## WRITTEN EXERCISE
Reply with one number only, the count of lines holding the string "Sublime".

— Start of EXERCISE MATERIALS —

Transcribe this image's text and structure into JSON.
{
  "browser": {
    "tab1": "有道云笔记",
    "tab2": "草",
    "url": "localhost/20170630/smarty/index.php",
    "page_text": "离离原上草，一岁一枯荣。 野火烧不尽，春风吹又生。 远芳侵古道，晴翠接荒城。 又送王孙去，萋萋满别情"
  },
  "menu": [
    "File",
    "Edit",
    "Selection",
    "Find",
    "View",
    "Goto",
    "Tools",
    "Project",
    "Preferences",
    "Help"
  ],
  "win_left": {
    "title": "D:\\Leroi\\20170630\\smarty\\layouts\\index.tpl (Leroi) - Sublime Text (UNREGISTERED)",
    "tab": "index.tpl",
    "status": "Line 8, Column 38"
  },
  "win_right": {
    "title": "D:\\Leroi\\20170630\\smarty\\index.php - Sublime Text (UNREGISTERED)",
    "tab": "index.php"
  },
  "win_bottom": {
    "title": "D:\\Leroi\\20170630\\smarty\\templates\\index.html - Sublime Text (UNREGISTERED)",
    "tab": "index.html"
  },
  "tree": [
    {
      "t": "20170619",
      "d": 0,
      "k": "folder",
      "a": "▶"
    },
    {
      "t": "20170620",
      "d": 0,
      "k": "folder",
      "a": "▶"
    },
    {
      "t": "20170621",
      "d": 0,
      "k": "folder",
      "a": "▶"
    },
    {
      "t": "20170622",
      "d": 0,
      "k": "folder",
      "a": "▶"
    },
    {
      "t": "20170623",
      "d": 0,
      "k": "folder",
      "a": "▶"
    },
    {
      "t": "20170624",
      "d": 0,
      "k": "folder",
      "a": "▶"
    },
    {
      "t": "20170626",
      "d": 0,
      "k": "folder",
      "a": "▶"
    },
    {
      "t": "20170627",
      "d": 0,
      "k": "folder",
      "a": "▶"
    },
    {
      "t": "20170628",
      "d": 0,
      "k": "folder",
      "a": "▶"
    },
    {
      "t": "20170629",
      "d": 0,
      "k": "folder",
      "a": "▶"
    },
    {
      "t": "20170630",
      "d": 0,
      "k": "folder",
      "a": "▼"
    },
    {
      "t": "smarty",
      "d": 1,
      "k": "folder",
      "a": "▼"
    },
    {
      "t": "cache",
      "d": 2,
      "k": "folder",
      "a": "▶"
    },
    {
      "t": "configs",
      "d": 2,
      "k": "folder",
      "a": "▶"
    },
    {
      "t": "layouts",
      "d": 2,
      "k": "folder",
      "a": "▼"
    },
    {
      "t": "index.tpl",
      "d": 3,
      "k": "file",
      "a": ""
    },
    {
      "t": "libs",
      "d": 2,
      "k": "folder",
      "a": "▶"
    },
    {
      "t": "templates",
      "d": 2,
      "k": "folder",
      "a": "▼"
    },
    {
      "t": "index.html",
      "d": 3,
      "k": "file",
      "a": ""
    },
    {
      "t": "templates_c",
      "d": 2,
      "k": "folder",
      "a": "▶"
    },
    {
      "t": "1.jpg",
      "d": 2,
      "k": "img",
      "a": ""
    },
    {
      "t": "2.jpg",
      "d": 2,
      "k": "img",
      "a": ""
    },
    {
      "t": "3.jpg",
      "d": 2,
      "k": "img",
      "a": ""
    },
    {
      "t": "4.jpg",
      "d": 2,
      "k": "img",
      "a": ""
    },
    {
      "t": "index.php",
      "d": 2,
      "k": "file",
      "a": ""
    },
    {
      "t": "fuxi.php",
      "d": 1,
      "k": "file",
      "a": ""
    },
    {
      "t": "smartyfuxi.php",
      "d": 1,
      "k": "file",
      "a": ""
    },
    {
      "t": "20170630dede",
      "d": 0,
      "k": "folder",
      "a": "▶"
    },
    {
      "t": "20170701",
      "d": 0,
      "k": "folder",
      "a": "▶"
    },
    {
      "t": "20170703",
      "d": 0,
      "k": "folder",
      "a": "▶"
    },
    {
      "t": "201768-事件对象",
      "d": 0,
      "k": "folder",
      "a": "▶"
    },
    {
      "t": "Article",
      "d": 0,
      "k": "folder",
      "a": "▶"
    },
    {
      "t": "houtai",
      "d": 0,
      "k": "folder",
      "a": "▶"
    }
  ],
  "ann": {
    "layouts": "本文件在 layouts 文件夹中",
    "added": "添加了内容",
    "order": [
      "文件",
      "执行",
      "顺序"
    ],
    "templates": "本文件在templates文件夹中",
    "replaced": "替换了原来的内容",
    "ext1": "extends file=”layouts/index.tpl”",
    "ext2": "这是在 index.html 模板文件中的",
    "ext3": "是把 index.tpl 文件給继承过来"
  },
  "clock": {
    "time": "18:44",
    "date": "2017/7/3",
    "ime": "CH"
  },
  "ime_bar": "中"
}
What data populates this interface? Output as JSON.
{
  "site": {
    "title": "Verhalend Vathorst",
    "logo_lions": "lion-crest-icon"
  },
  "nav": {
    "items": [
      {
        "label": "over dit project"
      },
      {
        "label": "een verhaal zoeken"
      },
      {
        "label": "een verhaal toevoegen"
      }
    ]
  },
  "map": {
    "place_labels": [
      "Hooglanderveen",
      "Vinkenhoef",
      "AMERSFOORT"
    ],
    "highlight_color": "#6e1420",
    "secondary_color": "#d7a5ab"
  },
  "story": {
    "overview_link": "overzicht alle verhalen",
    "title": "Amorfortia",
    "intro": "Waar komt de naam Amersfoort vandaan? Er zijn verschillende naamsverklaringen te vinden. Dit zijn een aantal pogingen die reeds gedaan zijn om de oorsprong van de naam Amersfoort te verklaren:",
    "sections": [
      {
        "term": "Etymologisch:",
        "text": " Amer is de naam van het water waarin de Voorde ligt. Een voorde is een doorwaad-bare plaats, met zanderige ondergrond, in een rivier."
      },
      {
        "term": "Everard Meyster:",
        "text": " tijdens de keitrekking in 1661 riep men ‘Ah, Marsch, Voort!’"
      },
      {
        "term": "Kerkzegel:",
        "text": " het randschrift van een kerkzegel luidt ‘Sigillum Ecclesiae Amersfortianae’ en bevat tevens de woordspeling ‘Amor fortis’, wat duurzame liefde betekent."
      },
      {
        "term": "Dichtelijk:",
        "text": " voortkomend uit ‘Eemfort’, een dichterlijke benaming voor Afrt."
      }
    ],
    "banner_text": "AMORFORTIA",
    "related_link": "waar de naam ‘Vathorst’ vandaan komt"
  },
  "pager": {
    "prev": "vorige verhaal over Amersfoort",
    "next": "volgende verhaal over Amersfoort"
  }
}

— End of EXERCISE MATERIALS —

## RESULT OF THIS TASK
3